| Dataset items |

►

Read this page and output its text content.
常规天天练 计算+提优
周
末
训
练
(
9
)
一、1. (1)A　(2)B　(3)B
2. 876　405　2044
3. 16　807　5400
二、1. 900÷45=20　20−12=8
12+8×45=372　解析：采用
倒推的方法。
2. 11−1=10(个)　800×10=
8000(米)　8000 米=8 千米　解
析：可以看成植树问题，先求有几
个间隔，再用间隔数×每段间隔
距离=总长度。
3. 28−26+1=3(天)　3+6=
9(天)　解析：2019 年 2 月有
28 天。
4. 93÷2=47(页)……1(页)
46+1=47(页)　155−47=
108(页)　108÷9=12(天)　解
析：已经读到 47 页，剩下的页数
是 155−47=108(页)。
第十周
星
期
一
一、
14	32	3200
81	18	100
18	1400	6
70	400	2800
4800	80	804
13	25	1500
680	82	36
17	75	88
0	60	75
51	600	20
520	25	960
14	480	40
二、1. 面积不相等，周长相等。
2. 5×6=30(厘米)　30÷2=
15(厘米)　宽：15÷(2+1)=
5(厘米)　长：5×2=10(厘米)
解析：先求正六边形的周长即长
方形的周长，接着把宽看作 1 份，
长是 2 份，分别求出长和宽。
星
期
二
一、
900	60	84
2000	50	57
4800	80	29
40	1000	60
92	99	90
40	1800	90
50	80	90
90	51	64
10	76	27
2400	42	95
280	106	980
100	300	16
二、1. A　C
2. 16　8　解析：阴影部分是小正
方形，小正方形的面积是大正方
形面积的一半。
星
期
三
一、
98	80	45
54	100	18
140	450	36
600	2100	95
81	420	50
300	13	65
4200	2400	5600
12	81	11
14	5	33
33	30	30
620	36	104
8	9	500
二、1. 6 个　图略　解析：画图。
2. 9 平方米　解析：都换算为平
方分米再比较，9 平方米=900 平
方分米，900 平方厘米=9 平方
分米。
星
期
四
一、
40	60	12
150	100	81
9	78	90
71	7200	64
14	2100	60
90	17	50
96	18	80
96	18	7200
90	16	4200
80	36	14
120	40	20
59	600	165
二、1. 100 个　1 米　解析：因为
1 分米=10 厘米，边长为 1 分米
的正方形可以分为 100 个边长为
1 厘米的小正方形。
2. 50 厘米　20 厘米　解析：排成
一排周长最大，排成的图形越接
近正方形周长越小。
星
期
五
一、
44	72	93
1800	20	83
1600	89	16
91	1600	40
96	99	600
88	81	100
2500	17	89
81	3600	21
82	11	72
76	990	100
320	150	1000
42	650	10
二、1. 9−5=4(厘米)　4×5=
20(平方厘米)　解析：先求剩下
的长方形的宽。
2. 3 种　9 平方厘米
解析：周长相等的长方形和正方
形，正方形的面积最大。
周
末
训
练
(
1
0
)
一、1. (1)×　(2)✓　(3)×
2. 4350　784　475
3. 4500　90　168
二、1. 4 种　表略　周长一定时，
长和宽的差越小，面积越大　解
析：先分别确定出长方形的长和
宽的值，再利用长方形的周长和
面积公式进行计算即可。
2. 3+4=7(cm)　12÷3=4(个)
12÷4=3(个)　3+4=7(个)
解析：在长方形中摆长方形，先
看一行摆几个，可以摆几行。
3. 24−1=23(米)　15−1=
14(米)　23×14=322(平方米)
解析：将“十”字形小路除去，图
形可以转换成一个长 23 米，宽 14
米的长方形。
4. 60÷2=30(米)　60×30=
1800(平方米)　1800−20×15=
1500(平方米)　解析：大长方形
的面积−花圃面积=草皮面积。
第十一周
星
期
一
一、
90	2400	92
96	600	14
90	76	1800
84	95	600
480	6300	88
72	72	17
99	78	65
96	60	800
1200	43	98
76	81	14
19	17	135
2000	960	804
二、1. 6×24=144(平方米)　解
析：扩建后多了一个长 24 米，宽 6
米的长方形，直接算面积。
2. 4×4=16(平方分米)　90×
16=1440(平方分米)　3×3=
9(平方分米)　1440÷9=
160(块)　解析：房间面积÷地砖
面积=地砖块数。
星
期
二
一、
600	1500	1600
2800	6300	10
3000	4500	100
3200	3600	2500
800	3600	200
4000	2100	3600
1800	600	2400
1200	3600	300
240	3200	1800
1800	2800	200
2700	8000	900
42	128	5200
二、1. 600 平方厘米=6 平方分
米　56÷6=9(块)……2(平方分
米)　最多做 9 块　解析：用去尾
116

◄

| Short task |
Determine the number of lines in these entries that contain the word "平方分米", and write only that number.

| Response for this exercise |
3